>> begin SUPPLIED ENTRIES

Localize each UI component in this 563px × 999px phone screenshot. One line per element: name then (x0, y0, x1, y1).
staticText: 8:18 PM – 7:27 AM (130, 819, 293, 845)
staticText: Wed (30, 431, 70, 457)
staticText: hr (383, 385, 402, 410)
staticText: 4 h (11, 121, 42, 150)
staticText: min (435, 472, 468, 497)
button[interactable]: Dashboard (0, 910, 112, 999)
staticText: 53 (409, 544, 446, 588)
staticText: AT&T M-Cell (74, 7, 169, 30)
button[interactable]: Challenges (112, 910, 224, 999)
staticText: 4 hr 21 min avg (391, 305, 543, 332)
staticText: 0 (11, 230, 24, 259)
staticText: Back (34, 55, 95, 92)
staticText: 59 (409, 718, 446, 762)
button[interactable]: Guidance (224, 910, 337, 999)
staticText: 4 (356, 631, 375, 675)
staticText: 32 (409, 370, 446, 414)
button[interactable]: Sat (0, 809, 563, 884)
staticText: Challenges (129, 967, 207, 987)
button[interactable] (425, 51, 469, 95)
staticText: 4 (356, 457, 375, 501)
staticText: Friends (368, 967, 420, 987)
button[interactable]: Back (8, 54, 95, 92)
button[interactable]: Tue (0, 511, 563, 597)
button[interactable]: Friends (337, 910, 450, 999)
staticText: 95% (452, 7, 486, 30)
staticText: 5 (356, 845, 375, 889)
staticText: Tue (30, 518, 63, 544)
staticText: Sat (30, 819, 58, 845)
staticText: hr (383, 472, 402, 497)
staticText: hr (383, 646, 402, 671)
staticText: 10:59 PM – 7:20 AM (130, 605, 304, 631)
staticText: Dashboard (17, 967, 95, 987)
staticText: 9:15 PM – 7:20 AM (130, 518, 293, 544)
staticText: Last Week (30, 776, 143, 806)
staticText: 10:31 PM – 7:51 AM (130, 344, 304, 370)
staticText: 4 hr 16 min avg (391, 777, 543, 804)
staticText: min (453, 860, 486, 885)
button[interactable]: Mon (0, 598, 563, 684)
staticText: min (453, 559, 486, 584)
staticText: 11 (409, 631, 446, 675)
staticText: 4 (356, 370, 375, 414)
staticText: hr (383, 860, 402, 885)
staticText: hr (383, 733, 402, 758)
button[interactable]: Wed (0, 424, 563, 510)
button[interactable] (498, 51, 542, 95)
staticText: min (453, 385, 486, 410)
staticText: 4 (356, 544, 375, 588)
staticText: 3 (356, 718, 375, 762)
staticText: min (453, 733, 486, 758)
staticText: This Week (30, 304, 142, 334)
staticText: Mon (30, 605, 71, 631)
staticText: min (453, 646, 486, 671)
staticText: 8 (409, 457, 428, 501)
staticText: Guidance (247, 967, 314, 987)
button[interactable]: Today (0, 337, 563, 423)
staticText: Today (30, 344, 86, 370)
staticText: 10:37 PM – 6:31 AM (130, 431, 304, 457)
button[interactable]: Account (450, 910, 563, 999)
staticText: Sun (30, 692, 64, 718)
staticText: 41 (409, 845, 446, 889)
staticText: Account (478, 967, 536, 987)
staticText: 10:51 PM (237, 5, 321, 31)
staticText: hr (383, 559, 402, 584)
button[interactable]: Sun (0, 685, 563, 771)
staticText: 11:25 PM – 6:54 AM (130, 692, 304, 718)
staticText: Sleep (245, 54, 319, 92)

>> end SUPPLIED ENTRIES

▶ _STATED GOAL_: Can you render the items from the first line through the line containing "staticText: 0 (11, 230, 24, 259)" as a Markdown table with the columns Row and Line, numbering each row and leaving out blank lines?

▶ _OUTPUT OF THE EXERCISE_:
| Row | Line |
|---|---|
| 1 | Localize each UI component in this 563px × 999px phone screenshot. One line per element: name then (x0, y0, x1, y1). |
| 2 | staticText: 8:18 PM – 7:27 AM (130, 819, 293, 845) |
| 3 | staticText: Wed (30, 431, 70, 457) |
| 4 | staticText: hr (383, 385, 402, 410) |
| 5 | staticText: 4 h (11, 121, 42, 150) |
| 6 | staticText: min (435, 472, 468, 497) |
| 7 | button[interactable]: Dashboard (0, 910, 112, 999) |
| 8 | staticText: 53 (409, 544, 446, 588) |
| 9 | staticText: AT&T M-Cell (74, 7, 169, 30) |
| 10 | button[interactable]: Challenges (112, 910, 224, 999) |
| 11 | staticText: 4 hr 21 min avg (391, 305, 543, 332) |
| 12 | staticText: 0 (11, 230, 24, 259) |